- What you need to do
Please quote every line word for word.

- Records contained in a dataset
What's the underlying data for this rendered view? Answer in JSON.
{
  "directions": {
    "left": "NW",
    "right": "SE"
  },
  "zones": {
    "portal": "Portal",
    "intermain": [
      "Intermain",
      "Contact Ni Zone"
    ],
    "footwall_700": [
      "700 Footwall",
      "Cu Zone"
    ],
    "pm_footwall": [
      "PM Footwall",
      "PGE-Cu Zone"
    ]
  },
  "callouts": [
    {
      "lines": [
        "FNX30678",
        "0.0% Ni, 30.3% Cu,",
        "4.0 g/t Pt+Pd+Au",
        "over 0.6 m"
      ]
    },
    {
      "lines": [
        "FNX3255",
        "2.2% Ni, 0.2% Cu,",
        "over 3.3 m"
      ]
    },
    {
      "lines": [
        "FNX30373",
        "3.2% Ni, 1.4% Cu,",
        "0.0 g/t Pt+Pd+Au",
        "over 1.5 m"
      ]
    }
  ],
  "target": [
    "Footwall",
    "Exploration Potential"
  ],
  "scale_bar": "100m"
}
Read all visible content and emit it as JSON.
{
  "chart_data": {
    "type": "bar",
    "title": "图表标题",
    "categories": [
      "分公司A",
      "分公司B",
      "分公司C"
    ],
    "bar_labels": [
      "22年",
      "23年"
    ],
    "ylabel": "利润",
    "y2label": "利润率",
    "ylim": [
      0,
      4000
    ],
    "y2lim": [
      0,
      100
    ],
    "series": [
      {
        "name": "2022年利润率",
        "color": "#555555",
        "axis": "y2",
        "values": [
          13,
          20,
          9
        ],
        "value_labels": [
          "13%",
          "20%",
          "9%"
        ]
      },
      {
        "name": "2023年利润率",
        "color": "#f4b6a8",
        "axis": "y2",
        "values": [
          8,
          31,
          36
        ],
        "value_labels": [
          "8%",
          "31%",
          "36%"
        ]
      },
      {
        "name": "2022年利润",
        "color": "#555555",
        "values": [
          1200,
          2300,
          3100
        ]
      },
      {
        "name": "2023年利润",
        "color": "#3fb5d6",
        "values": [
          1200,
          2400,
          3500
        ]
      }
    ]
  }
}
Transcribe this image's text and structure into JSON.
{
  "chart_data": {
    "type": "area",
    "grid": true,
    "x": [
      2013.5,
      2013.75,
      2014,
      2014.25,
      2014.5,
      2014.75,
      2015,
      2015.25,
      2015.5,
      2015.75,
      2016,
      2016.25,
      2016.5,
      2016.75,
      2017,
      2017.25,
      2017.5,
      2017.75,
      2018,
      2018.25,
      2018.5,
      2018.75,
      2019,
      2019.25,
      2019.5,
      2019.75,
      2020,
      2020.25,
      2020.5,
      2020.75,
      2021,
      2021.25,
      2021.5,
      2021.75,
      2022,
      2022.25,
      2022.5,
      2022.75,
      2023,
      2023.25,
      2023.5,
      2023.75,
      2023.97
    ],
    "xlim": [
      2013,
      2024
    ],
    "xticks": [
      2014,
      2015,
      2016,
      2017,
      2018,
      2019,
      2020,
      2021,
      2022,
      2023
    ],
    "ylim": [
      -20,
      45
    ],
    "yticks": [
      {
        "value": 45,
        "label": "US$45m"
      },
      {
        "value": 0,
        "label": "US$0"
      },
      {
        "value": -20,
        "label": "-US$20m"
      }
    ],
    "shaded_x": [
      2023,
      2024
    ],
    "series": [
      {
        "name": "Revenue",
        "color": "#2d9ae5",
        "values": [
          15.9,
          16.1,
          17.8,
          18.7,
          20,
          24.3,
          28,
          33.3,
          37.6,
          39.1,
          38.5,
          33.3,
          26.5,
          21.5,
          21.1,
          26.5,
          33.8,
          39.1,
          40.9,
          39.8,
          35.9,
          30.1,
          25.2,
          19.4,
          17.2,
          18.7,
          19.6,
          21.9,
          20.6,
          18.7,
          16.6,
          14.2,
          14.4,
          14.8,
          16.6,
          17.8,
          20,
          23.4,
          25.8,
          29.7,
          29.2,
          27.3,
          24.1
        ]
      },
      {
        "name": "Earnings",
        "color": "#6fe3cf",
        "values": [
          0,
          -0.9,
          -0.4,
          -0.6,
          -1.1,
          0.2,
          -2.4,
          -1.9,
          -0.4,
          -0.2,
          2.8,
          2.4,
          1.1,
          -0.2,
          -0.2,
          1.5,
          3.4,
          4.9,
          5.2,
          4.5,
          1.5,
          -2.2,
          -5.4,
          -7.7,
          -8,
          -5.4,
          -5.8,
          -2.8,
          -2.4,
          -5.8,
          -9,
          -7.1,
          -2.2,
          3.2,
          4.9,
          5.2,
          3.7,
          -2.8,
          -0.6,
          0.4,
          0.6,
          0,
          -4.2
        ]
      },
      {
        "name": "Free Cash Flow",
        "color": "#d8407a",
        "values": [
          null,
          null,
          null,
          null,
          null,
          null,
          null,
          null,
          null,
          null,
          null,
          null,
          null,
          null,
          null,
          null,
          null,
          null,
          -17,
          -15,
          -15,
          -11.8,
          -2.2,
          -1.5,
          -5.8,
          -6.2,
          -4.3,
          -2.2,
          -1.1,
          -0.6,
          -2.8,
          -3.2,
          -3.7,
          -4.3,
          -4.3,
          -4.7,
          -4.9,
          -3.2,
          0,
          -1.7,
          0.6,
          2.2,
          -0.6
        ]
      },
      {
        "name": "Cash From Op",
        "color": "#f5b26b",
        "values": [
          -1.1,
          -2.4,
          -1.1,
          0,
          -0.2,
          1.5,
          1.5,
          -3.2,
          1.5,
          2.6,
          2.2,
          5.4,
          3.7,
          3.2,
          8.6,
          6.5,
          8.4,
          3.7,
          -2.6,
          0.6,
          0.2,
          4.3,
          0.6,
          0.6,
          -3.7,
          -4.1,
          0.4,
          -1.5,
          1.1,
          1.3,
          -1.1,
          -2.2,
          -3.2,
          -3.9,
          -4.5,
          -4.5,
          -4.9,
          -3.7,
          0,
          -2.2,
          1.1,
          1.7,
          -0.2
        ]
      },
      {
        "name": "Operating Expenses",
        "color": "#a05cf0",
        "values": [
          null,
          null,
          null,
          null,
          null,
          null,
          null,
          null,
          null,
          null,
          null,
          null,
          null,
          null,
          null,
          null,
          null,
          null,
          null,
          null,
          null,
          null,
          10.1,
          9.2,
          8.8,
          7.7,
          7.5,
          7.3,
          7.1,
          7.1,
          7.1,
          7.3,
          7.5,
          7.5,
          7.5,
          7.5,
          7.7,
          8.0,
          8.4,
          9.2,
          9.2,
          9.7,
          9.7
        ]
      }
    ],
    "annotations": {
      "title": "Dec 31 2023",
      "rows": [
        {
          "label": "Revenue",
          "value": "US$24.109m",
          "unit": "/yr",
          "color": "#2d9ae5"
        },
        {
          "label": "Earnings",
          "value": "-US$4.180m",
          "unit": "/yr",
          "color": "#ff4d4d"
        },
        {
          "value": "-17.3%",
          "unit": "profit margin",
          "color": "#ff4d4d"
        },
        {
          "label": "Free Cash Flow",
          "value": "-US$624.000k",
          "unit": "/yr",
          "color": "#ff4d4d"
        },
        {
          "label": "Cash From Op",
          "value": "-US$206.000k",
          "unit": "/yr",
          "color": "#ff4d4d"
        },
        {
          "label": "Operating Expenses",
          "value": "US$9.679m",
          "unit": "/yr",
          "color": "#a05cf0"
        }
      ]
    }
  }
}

- Result
What's the underlying data for this rendered view? Answer in JSON.
{
  "directions": {
    "left": "NW",
    "right": "SE"
  },
  "zones": {
    "portal": "Portal",
    "intermain": [
      "Intermain",
      "Contact Ni Zone"
    ],
    "footwall_700": [
      "700 Footwall",
      "Cu Zone"
    ],
    "pm_footwall": [
      "PM Footwall",
      "PGE-Cu Zone"
    ]
  },
  "callouts": [
    {
      "lines": [
        "FNX30678",
        "0.0% Ni, 30.3% Cu,",
        "4.0 g/t Pt+Pd+Au",
        "over 0.6 m"
      ]
    },
    {
      "lines": [
        "FNX3255",
        "2.2% Ni, 0.2% Cu,",
        "over 3.3 m"
      ]
    },
    {
      "lines": [
        "FNX30373",
        "3.2% Ni, 1.4% Cu,",
        "0.0 g/t Pt+Pd+Au",
        "over 1.5 m"
      ]
    }
  ],
  "target": [
    "Footwall",
    "Exploration Potential"
  ],
  "scale_bar": "100m"
}
Read all visible content and emit it as JSON.
{
  "chart_data": {
    "type": "bar",
    "title": "图表标题",
    "categories": [
      "分公司A",
      "分公司B",
      "分公司C"
    ],
    "bar_labels": [
      "22年",
      "23年"
    ],
    "ylabel": "利润",
    "y2label": "利润率",
    "ylim": [
      0,
      4000
    ],
    "y2lim": [
      0,
      100
    ],
    "series": [
      {
        "name": "2022年利润率",
        "color": "#555555",
        "axis": "y2",
        "values": [
          13,
          20,
          9
        ],
        "value_labels": [
          "13%",
          "20%",
          "9%"
        ]
      },
      {
        "name": "2023年利润率",
        "color": "#f4b6a8",
        "axis": "y2",
        "values": [
          8,
          31,
          36
        ],
        "value_labels": [
          "8%",
          "31%",
          "36%"
        ]
      },
      {
        "name": "2022年利润",
        "color": "#555555",
        "values": [
          1200,
          2300,
          3100
        ]
      },
      {
        "name": "2023年利润",
        "color": "#3fb5d6",
        "values": [
          1200,
          2400,
          3500
        ]
      }
    ]
  }
}
Transcribe this image's text and structure into JSON.
{
  "chart_data": {
    "type": "area",
    "grid": true,
    "x": [
      2013.5,
      2013.75,
      2014,
      2014.25,
      2014.5,
      2014.75,
      2015,
      2015.25,
      2015.5,
      2015.75,
      2016,
      2016.25,
      2016.5,
      2016.75,
      2017,
      2017.25,
      2017.5,
      2017.75,
      2018,
      2018.25,
      2018.5,
      2018.75,
      2019,
      2019.25,
      2019.5,
      2019.75,
      2020,
      2020.25,
      2020.5,
      2020.75,
      2021,
      2021.25,
      2021.5,
      2021.75,
      2022,
      2022.25,
      2022.5,
      2022.75,
      2023,
      2023.25,
      2023.5,
      2023.75,
      2023.97
    ],
    "xlim": [
      2013,
      2024
    ],
    "xticks": [
      2014,
      2015,
      2016,
      2017,
      2018,
      2019,
      2020,
      2021,
      2022,
      2023
    ],
    "ylim": [
      -20,
      45
    ],
    "yticks": [
      {
        "value": 45,
        "label": "US$45m"
      },
      {
        "value": 0,
        "label": "US$0"
      },
      {
        "value": -20,
        "label": "-US$20m"
      }
    ],
    "shaded_x": [
      2023,
      2024
    ],
    "series": [
      {
        "name": "Revenue",
        "color": "#2d9ae5",
        "values": [
          15.9,
          16.1,
          17.8,
          18.7,
          20,
          24.3,
          28,
          33.3,
          37.6,
          39.1,
          38.5,
          33.3,
          26.5,
          21.5,
          21.1,
          26.5,
          33.8,
          39.1,
          40.9,
          39.8,
          35.9,
          30.1,
          25.2,
          19.4,
          17.2,
          18.7,
          19.6,
          21.9,
          20.6,
          18.7,
          16.6,
          14.2,
          14.4,
          14.8,
          16.6,
          17.8,
          20,
          23.4,
          25.8,
          29.7,
          29.2,
          27.3,
          24.1
        ]
      },
      {
        "name": "Earnings",
        "color": "#6fe3cf",
        "values": [
          0,
          -0.9,
          -0.4,
          -0.6,
          -1.1,
          0.2,
          -2.4,
          -1.9,
          -0.4,
          -0.2,
          2.8,
          2.4,
          1.1,
          -0.2,
          -0.2,
          1.5,
          3.4,
          4.9,
          5.2,
          4.5,
          1.5,
          -2.2,
          -5.4,
          -7.7,
          -8,
          -5.4,
          -5.8,
          -2.8,
          -2.4,
          -5.8,
          -9,
          -7.1,
          -2.2,
          3.2,
          4.9,
          5.2,
          3.7,
          -2.8,
          -0.6,
          0.4,
          0.6,
          0,
          -4.2
        ]
      },
      {
        "name": "Free Cash Flow",
        "color": "#d8407a",
        "values": [
          null,
          null,
          null,
          null,
          null,
          null,
          null,
          null,
          null,
          null,
          null,
          null,
          null,
          null,
          null,
          null,
          null,
          null,
          -17,
          -15,
          -15,
          -11.8,
          -2.2,
          -1.5,
          -5.8,
          -6.2,
          -4.3,
          -2.2,
          -1.1,
          -0.6,
          -2.8,
          -3.2,
          -3.7,
          -4.3,
          -4.3,
          -4.7,
          -4.9,
          -3.2,
          0,
          -1.7,
          0.6,
          2.2,
          -0.6
        ]
      },
      {
        "name": "Cash From Op",
        "color": "#f5b26b",
        "values": [
          -1.1,
          -2.4,
          -1.1,
          0,
          -0.2,
          1.5,
          1.5,
          -3.2,
          1.5,
          2.6,
          2.2,
          5.4,
          3.7,
          3.2,
          8.6,
          6.5,
          8.4,
          3.7,
          -2.6,
          0.6,
          0.2,
          4.3,
          0.6,
          0.6,
          -3.7,
          -4.1,
          0.4,
          -1.5,
          1.1,
          1.3,
          -1.1,
          -2.2,
          -3.2,
          -3.9,
          -4.5,
          -4.5,
          -4.9,
          -3.7,
          0,
          -2.2,
          1.1,
          1.7,
          -0.2
        ]
      },
      {
        "name": "Operating Expenses",
        "color": "#a05cf0",
        "values": [
          null,
          null,
          null,
          null,
          null,
          null,
          null,
          null,
          null,
          null,
          null,
          null,
          null,
          null,
          null,
          null,
          null,
          null,
          null,
          null,
          null,
          null,
          10.1,
          9.2,
          8.8,
          7.7,
          7.5,
          7.3,
          7.1,
          7.1,
          7.1,
          7.3,
          7.5,
          7.5,
          7.5,
          7.5,
          7.7,
          8.0,
          8.4,
          9.2,
          9.2,
          9.7,
          9.7
        ]
      }
    ],
    "annotations": {
      "title": "Dec 31 2023",
      "rows": [
        {
          "label": "Revenue",
          "value": "US$24.109m",
          "unit": "/yr",
          "color": "#2d9ae5"
        },
        {
          "label": "Earnings",
          "value": "-US$4.180m",
          "unit": "/yr",
          "color": "#ff4d4d"
        },
        {
          "value": "-17.3%",
          "unit": "profit margin",
          "color": "#ff4d4d"
        },
        {
          "label": "Free Cash Flow",
          "value": "-US$624.000k",
          "unit": "/yr",
          "color": "#ff4d4d"
        },
        {
          "label": "Cash From Op",
          "value": "-US$206.000k",
          "unit": "/yr",
          "color": "#ff4d4d"
        },
        {
          "label": "Operating Expenses",
          "value": "US$9.679m",
          "unit": "/yr",
          "color": "#a05cf0"
        }
      ]
    }
  }
}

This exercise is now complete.